Print the whole listing exactly.
** start of EXERCISE MATERIAL **
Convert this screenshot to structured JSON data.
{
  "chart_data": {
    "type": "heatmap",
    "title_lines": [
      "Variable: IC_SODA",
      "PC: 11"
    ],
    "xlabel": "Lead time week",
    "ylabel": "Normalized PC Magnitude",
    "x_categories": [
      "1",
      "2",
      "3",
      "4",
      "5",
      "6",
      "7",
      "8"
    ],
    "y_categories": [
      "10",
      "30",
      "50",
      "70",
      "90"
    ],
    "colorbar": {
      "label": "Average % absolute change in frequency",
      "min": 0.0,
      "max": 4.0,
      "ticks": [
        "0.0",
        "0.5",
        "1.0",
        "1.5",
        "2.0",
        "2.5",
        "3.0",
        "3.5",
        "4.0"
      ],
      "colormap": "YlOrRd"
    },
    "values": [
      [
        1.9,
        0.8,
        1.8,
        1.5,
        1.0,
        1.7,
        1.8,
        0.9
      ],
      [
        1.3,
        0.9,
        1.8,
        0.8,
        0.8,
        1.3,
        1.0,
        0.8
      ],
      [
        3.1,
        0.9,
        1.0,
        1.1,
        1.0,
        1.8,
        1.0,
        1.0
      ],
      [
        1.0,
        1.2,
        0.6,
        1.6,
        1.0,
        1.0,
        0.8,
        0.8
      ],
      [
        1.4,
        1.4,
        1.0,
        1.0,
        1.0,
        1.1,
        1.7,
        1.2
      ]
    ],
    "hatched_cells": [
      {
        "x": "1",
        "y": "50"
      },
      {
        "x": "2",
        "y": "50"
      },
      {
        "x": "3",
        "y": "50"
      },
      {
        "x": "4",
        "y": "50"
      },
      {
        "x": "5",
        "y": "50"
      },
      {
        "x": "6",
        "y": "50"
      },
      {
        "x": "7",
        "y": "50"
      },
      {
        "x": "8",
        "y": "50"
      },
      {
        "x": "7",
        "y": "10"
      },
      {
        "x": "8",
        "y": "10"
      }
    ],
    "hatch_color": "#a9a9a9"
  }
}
** end of EXERCISE MATERIAL **
== EXERCISE ANSWER ==
Convert this screenshot to structured JSON data.
{
  "chart_data": {
    "type": "heatmap",
    "title_lines": [
      "Variable: IC_SODA",
      "PC: 11"
    ],
    "xlabel": "Lead time week",
    "ylabel": "Normalized PC Magnitude",
    "x_categories": [
      "1",
      "2",
      "3",
      "4",
      "5",
      "6",
      "7",
      "8"
    ],
    "y_categories": [
      "10",
      "30",
      "50",
      "70",
      "90"
    ],
    "colorbar": {
      "label": "Average % absolute change in frequency",
      "min": 0.0,
      "max": 4.0,
      "ticks": [
        "0.0",
        "0.5",
        "1.0",
        "1.5",
        "2.0",
        "2.5",
        "3.0",
        "3.5",
        "4.0"
      ],
      "colormap": "YlOrRd"
    },
    "values": [
      [
        1.9,
        0.8,
        1.8,
        1.5,
        1.0,
        1.7,
        1.8,
        0.9
      ],
      [
        1.3,
        0.9,
        1.8,
        0.8,
        0.8,
        1.3,
        1.0,
        0.8
      ],
      [
        3.1,
        0.9,
        1.0,
        1.1,
        1.0,
        1.8,
        1.0,
        1.0
      ],
      [
        1.0,
        1.2,
        0.6,
        1.6,
        1.0,
        1.0,
        0.8,
        0.8
      ],
      [
        1.4,
        1.4,
        1.0,
        1.0,
        1.0,
        1.1,
        1.7,
        1.2
      ]
    ],
    "hatched_cells": [
      {
        "x": "1",
        "y": "50"
      },
      {
        "x": "2",
        "y": "50"
      },
      {
        "x": "3",
        "y": "50"
      },
      {
        "x": "4",
        "y": "50"
      },
      {
        "x": "5",
        "y": "50"
      },
      {
        "x": "6",
        "y": "50"
      },
      {
        "x": "7",
        "y": "50"
      },
      {
        "x": "8",
        "y": "50"
      },
      {
        "x": "7",
        "y": "10"
      },
      {
        "x": "8",
        "y": "10"
      }
    ],
    "hatch_color": "#a9a9a9"
  }
}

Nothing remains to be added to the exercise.